▸ TO DO: Find the string "Population" and gather every line that holds it.

(Data entries for graphics)
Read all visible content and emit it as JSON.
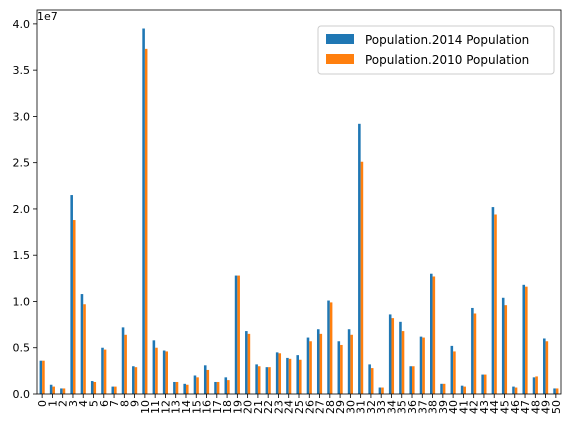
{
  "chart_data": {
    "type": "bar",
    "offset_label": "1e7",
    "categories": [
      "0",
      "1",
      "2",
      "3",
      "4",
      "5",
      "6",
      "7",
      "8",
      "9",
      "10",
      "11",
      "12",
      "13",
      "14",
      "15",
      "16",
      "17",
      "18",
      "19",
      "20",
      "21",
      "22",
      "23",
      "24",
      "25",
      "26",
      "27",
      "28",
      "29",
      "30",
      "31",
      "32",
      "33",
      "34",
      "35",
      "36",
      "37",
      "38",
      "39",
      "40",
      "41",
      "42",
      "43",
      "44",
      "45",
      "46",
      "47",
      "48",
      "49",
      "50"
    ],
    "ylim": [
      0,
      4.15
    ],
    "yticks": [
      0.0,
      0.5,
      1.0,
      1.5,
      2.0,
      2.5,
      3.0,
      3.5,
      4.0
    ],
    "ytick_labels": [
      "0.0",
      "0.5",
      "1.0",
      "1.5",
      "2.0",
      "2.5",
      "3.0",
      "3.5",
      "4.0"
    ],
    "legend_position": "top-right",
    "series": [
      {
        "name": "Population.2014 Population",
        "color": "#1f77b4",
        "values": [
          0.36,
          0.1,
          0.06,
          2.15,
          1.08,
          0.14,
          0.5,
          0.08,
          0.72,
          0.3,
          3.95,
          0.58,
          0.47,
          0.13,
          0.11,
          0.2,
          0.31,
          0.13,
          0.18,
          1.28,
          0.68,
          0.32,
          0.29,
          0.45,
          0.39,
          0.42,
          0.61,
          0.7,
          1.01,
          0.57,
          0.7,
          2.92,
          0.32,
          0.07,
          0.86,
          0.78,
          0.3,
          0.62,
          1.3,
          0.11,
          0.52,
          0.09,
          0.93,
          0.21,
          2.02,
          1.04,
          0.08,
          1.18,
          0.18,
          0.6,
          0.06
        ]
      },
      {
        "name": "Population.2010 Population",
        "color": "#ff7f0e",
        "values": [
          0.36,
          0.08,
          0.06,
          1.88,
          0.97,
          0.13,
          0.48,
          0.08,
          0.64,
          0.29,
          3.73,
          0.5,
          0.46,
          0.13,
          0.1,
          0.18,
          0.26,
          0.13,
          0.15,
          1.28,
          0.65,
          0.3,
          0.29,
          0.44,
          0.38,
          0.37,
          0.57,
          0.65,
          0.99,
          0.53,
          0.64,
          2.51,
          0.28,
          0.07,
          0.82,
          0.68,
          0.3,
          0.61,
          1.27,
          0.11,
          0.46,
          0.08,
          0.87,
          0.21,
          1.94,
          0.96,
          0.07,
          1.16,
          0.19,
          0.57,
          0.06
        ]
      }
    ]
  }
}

▸ OUTPUT OF THE TASK:
        "name": "Population.2014 Population",
        "name": "Population.2010 Population",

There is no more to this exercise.